◆ **WORK TO BE COMPLETED**: Work through the data below and give the number of lines holding "text", nothing more.

** START DATA LINES **

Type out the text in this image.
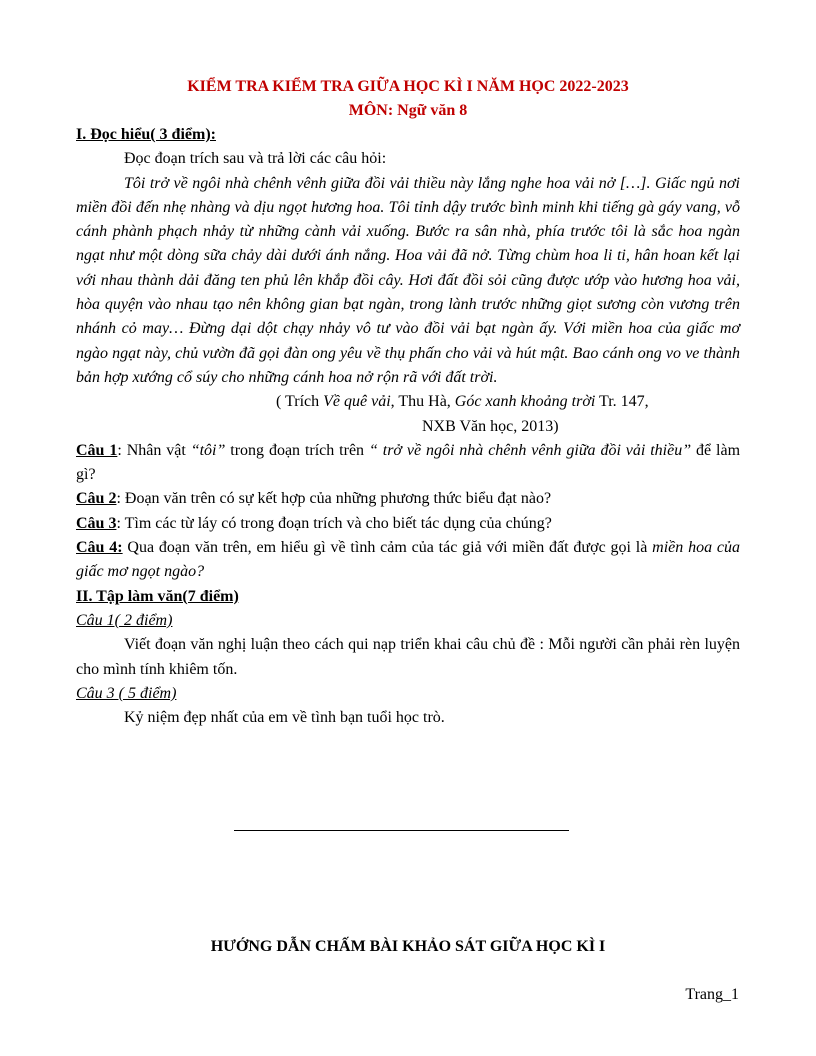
KIỂM TRA KIỂM TRA GIỮA HỌC KÌ I NĂM HỌC 2022-2023
MÔN: Ngữ văn 8
I. Đọc hiểu( 3 điểm):
Đọc đoạn trích sau và trả lời các câu hỏi:
Tôi trở về ngôi nhà chênh vênh giữa đồi vải thiều này lắng nghe hoa vải nở […]. Giấc ngủ nơi miền đồi đến nhẹ nhàng và dịu ngọt hương hoa. Tôi tỉnh dậy trước bình minh khi tiếng gà gáy vang, vỗ cánh phành phạch nhảy từ những cành vải xuống. Bước ra sân nhà, phía trước tôi là sắc hoa ngàn ngạt như một dòng sữa chảy dài dưới ánh nắng. Hoa vải đã nở. Từng chùm hoa li ti, hân hoan kết lại với nhau thành dải đăng ten phủ lên khắp đồi cây. Hơi đất đồi sỏi cũng được ướp vào hương hoa vải, hòa quyện vào nhau tạo nên không gian bạt ngàn, trong lành trước những giọt sương còn vương trên nhánh cỏ may… Đừng dại dột chạy nhảy vô tư vào đồi vải bạt ngàn ấy. Với miền hoa của giấc mơ ngào ngạt này, chủ vườn đã gọi đàn ong yêu về thụ phấn cho vải và hút mật. Bao cánh ong vo ve thành bản hợp xướng cổ súy cho những cánh hoa nở rộn rã với đất trời.
( Trích Về quê vải, Thu Hà, Góc xanh khoảng trời Tr. 147,
NXB Văn học, 2013)
Câu 1: Nhân vật “tôi” trong đoạn trích trên “ trở về ngôi nhà chênh vênh giữa đồi vải thiều” để làm gì?
Câu 2: Đoạn văn trên có sự kết hợp của những phương thức biểu đạt nào?
Câu 3: Tìm các từ láy có trong đoạn trích và cho biết tác dụng của chúng?
Câu 4: Qua đoạn văn trên, em hiểu gì về tình cảm của tác giả với miền đất được gọi là miền hoa của giấc mơ ngọt ngào?
II. Tập làm văn(7 điểm)
Câu 1( 2 điểm)
Viết đoạn văn nghị luận theo cách qui nạp triển khai câu chủ đề : Mỗi người cần phải rèn luyện cho mình tính khiêm tốn.
Câu 3 ( 5 điểm)
Kỷ niệm đẹp nhất của em về tình bạn tuổi học trò.
HƯỚNG DẪN CHẤM BÀI KHẢO SÁT GIỮA HỌC KÌ I
Trang_1
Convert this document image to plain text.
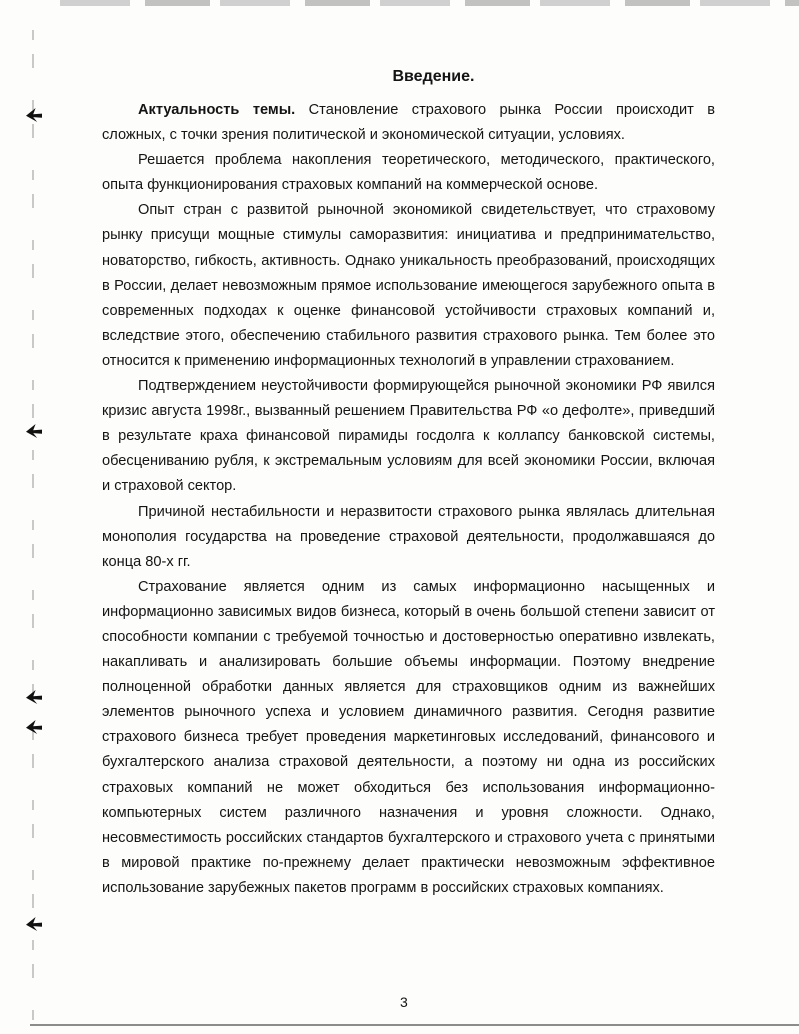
Введение.

Актуальность темы. Становление страхового рынка России происходит в сложных, с точки зрения политической и экономической ситуации, условиях.

Решается проблема накопления теоретического, методического, практического, опыта функционирования страховых компаний на коммерческой основе.

Опыт стран с развитой рыночной экономикой свидетельствует, что страховому рынку присущи мощные стимулы саморазвития: инициатива и предпринимательство, новаторство, гибкость, активность. Однако уникальность преобразований, происходящих в России, делает невозможным прямое использование имеющегося зарубежного опыта в современных подходах к оценке финансовой устойчивости страховых компаний и, вследствие этого, обеспечению стабильного развития страхового рынка. Тем более это относится к применению информационных технологий в управлении страхованием.

Подтверждением неустойчивости формирующейся рыночной экономики РФ явился кризис августа 1998г., вызванный решением Правительства РФ «о дефолте», приведший в результате краха финансовой пирамиды госдолга к коллапсу банковской системы, обесцениванию рубля, к экстремальным условиям для всей экономики России, включая и страховой сектор.

Причиной нестабильности и неразвитости страхового рынка являлась длительная монополия государства на проведение страховой деятельности, продолжавшаяся до конца 80-х гг.

Страхование является одним из самых информационно насыщенных и информационно зависимых видов бизнеса, который в очень большой степени зависит от способности компании с требуемой точностью и достоверностью оперативно извлекать, накапливать и анализировать большие объемы информации. Поэтому внедрение полноценной обработки данных является для страховщиков одним из важнейших элементов рыночного успеха и условием динамичного развития. Сегодня развитие страхового бизнеса требует проведения маркетинговых исследований, финансового и бухгалтерского анализа страховой деятельности, а поэтому ни одна из российских страховых компаний не может обходиться без использования информационно-компьютерных систем различного назначения и уровня сложности. Однако, несовместимость российских стандартов бухгалтерского и страхового учета с принятыми в мировой практике по-прежнему делает практически невозможным эффективное использование зарубежных пакетов программ в российских страховых компаниях.

3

** END DATA LINES **

◆ **CORRECT RESPONSE**: 2